§ The task: Search the listing below for the string "face" and copy every line where it occurs.

━━━ Recorded information ━━━

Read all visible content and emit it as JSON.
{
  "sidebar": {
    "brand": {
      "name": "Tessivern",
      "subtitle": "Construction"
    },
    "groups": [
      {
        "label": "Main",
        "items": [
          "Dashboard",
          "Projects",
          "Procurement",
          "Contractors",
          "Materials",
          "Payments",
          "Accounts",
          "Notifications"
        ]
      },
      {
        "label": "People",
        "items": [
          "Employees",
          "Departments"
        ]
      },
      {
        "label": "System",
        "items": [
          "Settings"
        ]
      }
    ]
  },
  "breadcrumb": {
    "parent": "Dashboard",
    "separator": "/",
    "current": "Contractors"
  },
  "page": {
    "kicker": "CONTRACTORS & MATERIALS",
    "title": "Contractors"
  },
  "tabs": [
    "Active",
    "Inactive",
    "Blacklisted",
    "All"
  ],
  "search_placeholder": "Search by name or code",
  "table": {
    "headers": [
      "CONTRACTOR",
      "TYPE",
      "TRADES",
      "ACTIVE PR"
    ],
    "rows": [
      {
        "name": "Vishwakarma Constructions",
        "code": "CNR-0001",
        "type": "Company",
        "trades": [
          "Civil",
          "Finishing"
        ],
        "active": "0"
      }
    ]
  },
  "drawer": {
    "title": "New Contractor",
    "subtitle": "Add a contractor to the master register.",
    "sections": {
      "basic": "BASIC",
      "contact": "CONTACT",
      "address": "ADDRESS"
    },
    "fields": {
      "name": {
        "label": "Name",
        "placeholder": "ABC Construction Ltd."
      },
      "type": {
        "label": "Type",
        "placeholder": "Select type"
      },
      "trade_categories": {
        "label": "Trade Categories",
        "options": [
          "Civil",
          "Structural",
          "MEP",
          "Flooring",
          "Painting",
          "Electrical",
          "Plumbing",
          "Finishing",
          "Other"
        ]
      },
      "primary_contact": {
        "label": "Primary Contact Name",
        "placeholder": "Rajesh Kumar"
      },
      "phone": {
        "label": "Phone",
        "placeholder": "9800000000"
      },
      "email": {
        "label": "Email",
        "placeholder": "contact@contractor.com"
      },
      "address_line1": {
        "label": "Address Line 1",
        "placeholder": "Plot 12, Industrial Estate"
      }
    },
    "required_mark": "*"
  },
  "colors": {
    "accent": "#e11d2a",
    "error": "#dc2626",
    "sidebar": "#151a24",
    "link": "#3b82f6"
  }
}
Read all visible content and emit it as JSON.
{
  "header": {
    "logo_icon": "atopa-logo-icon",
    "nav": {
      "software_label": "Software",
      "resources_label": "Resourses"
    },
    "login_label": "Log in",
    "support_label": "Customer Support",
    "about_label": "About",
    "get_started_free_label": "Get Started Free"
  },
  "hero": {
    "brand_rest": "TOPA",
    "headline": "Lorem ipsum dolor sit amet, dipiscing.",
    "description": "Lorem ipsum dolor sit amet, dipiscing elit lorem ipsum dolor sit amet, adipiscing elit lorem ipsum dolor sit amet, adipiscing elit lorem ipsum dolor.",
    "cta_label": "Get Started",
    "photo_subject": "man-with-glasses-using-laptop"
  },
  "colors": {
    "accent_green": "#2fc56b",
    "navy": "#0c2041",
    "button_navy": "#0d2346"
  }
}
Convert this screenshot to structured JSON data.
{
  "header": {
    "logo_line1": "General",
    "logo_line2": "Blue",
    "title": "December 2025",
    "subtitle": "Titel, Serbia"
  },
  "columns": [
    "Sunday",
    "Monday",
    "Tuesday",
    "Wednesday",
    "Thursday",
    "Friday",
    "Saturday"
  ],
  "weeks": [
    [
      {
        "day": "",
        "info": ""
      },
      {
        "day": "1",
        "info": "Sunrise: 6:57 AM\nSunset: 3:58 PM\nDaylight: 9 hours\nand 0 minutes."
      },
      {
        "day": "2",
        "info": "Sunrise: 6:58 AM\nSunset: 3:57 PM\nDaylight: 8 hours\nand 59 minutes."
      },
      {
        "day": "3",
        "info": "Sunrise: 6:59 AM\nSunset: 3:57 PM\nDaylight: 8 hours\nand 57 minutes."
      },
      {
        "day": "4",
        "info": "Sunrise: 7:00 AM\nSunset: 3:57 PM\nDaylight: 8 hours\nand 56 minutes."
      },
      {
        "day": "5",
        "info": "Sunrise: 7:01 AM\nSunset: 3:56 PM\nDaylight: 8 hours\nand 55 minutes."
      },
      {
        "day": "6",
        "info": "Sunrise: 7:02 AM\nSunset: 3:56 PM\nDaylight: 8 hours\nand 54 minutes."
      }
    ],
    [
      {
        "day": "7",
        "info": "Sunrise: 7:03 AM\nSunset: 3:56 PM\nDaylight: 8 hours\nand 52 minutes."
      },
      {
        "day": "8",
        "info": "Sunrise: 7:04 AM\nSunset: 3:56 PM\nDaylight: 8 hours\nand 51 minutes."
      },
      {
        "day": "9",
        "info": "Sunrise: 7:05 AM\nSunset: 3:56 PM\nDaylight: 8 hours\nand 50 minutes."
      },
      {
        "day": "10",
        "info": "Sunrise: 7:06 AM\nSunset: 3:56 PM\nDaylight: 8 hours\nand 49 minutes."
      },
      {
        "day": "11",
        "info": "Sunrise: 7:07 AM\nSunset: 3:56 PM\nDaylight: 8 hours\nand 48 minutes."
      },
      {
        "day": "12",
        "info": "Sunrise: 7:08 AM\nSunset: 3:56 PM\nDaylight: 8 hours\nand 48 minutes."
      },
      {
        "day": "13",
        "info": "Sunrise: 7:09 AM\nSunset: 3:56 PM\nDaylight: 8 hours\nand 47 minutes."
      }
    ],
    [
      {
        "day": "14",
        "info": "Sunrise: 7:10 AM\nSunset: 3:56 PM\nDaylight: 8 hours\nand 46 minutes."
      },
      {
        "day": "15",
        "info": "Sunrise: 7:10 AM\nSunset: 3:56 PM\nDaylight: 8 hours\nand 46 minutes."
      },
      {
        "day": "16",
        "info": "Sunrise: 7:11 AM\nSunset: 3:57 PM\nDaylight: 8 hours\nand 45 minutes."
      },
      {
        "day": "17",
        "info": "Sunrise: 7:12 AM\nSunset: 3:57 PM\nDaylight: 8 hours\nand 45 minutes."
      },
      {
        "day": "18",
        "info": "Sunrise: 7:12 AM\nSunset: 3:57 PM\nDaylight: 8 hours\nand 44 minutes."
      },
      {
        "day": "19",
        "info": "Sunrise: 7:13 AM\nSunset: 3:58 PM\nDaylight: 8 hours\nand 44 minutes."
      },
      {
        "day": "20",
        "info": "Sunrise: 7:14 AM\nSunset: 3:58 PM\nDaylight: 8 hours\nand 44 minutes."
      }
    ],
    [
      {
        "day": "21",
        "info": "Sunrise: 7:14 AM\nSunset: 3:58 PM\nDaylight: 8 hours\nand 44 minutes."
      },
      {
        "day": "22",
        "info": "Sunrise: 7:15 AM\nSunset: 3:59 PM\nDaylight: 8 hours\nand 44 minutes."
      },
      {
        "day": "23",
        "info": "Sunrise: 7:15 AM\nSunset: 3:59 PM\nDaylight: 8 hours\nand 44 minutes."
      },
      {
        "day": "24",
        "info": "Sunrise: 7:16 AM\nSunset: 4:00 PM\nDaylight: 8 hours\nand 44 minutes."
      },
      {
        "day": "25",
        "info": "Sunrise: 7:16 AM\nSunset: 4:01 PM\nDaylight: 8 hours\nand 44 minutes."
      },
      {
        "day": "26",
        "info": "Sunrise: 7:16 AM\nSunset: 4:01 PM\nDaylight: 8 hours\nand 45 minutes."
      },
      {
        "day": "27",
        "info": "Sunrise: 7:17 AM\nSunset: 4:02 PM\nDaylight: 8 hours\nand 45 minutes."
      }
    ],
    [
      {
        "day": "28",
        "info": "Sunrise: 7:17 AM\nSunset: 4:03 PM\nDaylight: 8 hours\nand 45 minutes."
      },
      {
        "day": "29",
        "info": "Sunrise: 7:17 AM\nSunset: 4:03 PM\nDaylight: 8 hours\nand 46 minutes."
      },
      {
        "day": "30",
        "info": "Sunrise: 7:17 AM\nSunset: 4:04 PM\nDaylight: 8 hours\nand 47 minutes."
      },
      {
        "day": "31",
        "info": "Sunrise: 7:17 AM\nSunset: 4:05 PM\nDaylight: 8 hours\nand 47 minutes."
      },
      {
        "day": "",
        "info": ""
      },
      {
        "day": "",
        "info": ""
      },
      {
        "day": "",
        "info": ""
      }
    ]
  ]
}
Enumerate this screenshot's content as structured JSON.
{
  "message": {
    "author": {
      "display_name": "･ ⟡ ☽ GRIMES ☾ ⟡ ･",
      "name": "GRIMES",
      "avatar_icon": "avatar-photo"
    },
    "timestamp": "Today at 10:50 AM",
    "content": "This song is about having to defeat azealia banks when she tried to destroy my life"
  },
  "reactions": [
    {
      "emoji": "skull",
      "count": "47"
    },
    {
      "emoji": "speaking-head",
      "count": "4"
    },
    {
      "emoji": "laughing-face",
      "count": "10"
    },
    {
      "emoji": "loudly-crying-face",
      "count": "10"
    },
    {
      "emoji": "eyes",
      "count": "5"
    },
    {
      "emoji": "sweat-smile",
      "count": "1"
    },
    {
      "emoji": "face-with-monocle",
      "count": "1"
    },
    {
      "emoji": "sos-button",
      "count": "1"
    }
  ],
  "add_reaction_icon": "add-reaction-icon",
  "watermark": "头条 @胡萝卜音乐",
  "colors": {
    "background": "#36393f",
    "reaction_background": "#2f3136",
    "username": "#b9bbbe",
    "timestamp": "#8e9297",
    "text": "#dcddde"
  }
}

━━━

§ Completed task:
      "emoji": "laughing-face",
      "emoji": "loudly-crying-face",
      "emoji": "face-with-monocle",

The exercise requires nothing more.